Leave out the pictures and retype exactly the lines from the one with "Parse this screenshot: output" through the end of the records.
Begin RAW DATA
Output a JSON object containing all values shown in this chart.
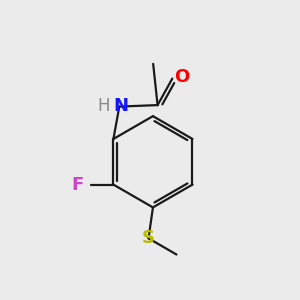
{
  "background_color": "#ebebeb",
  "bond_color": "#1a1a1a",
  "atom_colors": {
    "N": "#1414ff",
    "O": "#ff0000",
    "F": "#cc44cc",
    "S": "#bbbb00"
  },
  "bond_width": 1.6,
  "font_size": 13
}
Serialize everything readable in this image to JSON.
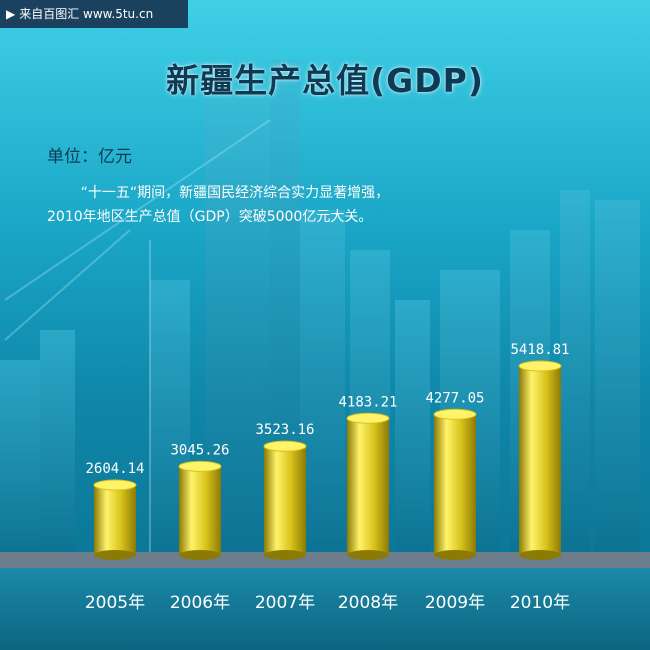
{
  "watermark": {
    "text": "来自百图汇 www.5tu.cn",
    "icon": "play-icon"
  },
  "header": {
    "title": "新疆生产总值(GDP)",
    "unit": "单位：亿元",
    "description": "“十一五“期间，新疆国民经济综合实力显著增强，2010年地区生产总值（GDP）突破5000亿元大关。"
  },
  "colors": {
    "bar_gold_light": "#fff36a",
    "bar_gold": "#d8c21a",
    "bar_gold_dark": "#8c7a06",
    "background_top": "#3fd0e6",
    "background_bottom": "#0b6f8e",
    "title_color": "#0e3a55"
  },
  "chart_data": {
    "type": "bar",
    "title": "新疆生产总值(GDP)",
    "ylabel": "单位：亿元",
    "xlabel": "",
    "categories": [
      "2005年",
      "2006年",
      "2007年",
      "2008年",
      "2009年",
      "2010年"
    ],
    "values": [
      2604.14,
      3045.26,
      3523.16,
      4183.21,
      4277.05,
      5418.81
    ],
    "value_labels": [
      "2604.14",
      "3045.26",
      "3523.16",
      "4183.21",
      "4277.05",
      "5418.81"
    ],
    "bar_style": "3d-cylinder",
    "grid": false,
    "legend": "none"
  }
}
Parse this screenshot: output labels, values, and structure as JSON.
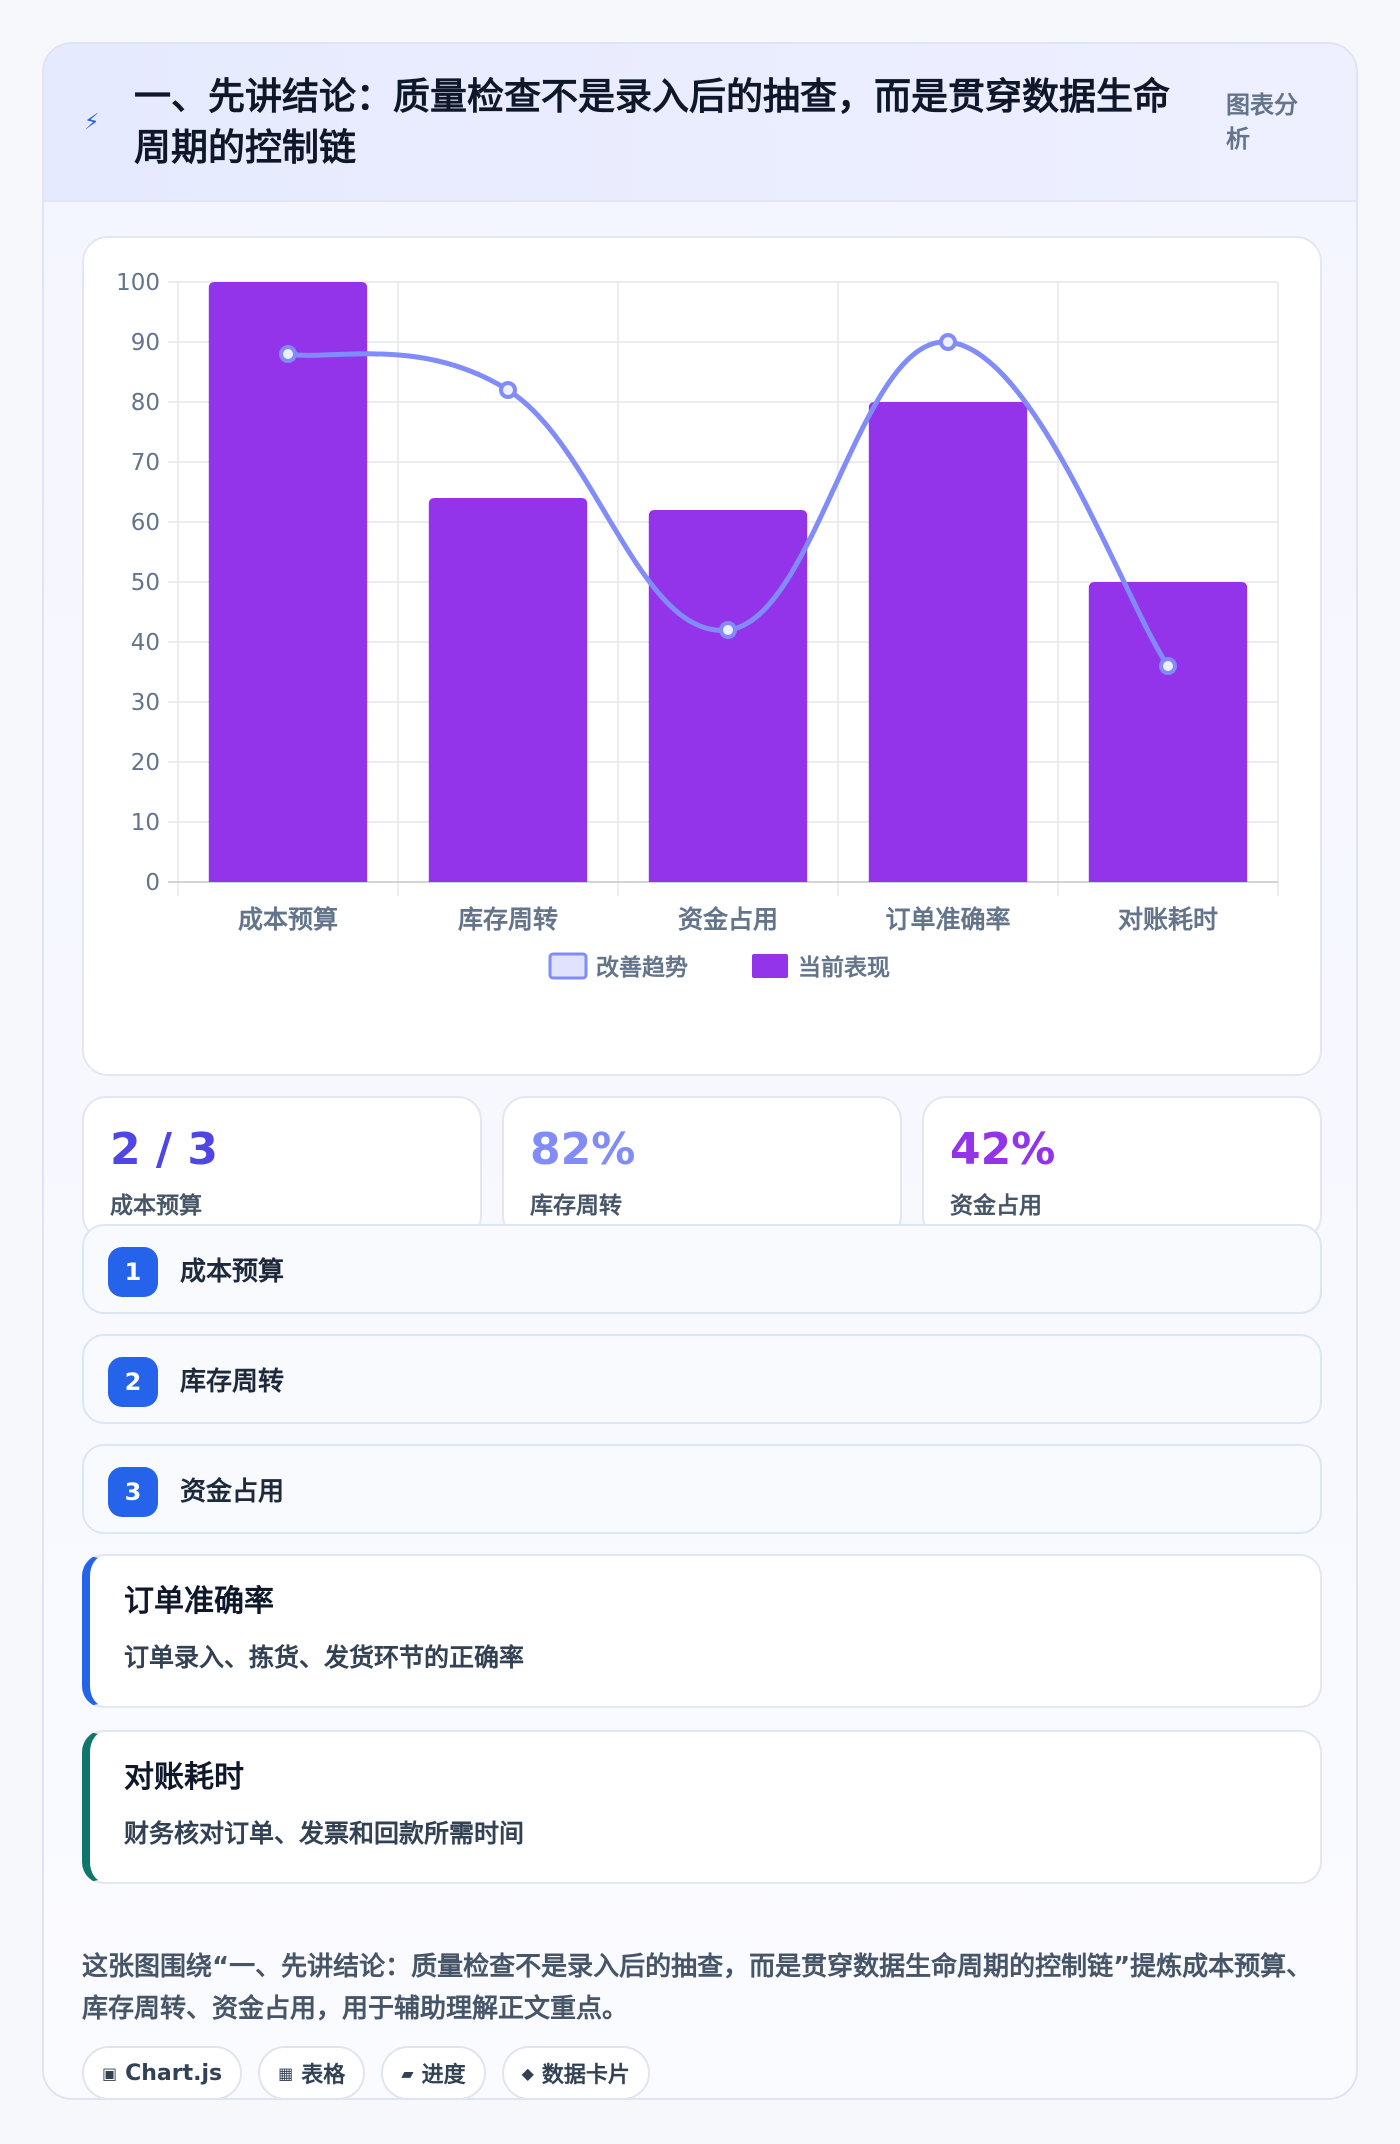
{
  "header": {
    "bolt_icon": "⚡",
    "title": "一、先讲结论：质量检查不是录入后的抽查，而是贯穿数据生命周期的控制链",
    "tag": "图表分析"
  },
  "chart_data": {
    "type": "bar",
    "categories": [
      "成本预算",
      "库存周转",
      "资金占用",
      "订单准确率",
      "对账耗时"
    ],
    "series": [
      {
        "name": "改善趋势",
        "type": "line",
        "values": [
          88,
          82,
          42,
          90,
          36
        ],
        "color": "#818cf8"
      },
      {
        "name": "当前表现",
        "type": "bar",
        "values": [
          100,
          64,
          62,
          80,
          50
        ],
        "color": "#9333ea"
      }
    ],
    "ylim": [
      0,
      100
    ],
    "yticks": [
      0,
      10,
      20,
      30,
      40,
      50,
      60,
      70,
      80,
      90,
      100
    ],
    "grid": true,
    "legend": "bottom"
  },
  "stats": [
    {
      "value": "2 / 3",
      "label": "成本预算",
      "color": "#4f46e5"
    },
    {
      "value": "82%",
      "label": "库存周转",
      "color": "#818cf8"
    },
    {
      "value": "42%",
      "label": "资金占用",
      "color": "#9333ea"
    }
  ],
  "list": [
    {
      "num": "1",
      "label": "成本预算"
    },
    {
      "num": "2",
      "label": "库存周转"
    },
    {
      "num": "3",
      "label": "资金占用"
    }
  ],
  "info": [
    {
      "title": "订单准确率",
      "desc": "订单录入、拣货、发货环节的正确率",
      "accent": "#2563eb"
    },
    {
      "title": "对账耗时",
      "desc": "财务核对订单、发票和回款所需时间",
      "accent": "#0f766e"
    }
  ],
  "caption": "这张图围绕“一、先讲结论：质量检查不是录入后的抽查，而是贯穿数据生命周期的控制链”提炼成本预算、库存周转、资金占用，用于辅助理解正文重点。",
  "chips": [
    {
      "icon": "▣",
      "label": "Chart.js"
    },
    {
      "icon": "▦",
      "label": "表格"
    },
    {
      "icon": "▰",
      "label": "进度"
    },
    {
      "icon": "◆",
      "label": "数据卡片"
    }
  ]
}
End RAW DATA
> _REPLY_
Parse this screenshot: output labels, values, and structure as JSON.
{
  "header": {
    "bolt_icon": "⚡",
    "title": "一、先讲结论：质量检查不是录入后的抽查，而是贯穿数据生命周期的控制链",
    "tag": "图表分析"
  },
  "chart_data": {
    "type": "bar",
    "categories": [
      "成本预算",
      "库存周转",
      "资金占用",
      "订单准确率",
      "对账耗时"
    ],
    "series": [
      {
        "name": "改善趋势",
        "type": "line",
        "values": [
          88,
          82,
          42,
          90,
          36
        ],
        "color": "#818cf8"
      },
      {
        "name": "当前表现",
        "type": "bar",
        "values": [
          100,
          64,
          62,
          80,
          50
        ],
        "color": "#9333ea"
      }
    ],
    "ylim": [
      0,
      100
    ],
    "yticks": [
      0,
      10,
      20,
      30,
      40,
      50,
      60,
      70,
      80,
      90,
      100
    ],
    "grid": true,
    "legend": "bottom"
  },
  "stats": [
    {
      "value": "2 / 3",
      "label": "成本预算",
      "color": "#4f46e5"
    },
    {
      "value": "82%",
      "label": "库存周转",
      "color": "#818cf8"
    },
    {
      "value": "42%",
      "label": "资金占用",
      "color": "#9333ea"
    }
  ],
  "list": [
    {
      "num": "1",
      "label": "成本预算"
    },
    {
      "num": "2",
      "label": "库存周转"
    },
    {
      "num": "3",
      "label": "资金占用"
    }
  ],
  "info": [
    {
      "title": "订单准确率",
      "desc": "订单录入、拣货、发货环节的正确率",
      "accent": "#2563eb"
    },
    {
      "title": "对账耗时",
      "desc": "财务核对订单、发票和回款所需时间",
      "accent": "#0f766e"
    }
  ],
  "caption": "这张图围绕“一、先讲结论：质量检查不是录入后的抽查，而是贯穿数据生命周期的控制链”提炼成本预算、库存周转、资金占用，用于辅助理解正文重点。",
  "chips": [
    {
      "icon": "▣",
      "label": "Chart.js"
    },
    {
      "icon": "▦",
      "label": "表格"
    },
    {
      "icon": "▰",
      "label": "进度"
    },
    {
      "icon": "◆",
      "label": "数据卡片"
    }
  ]
}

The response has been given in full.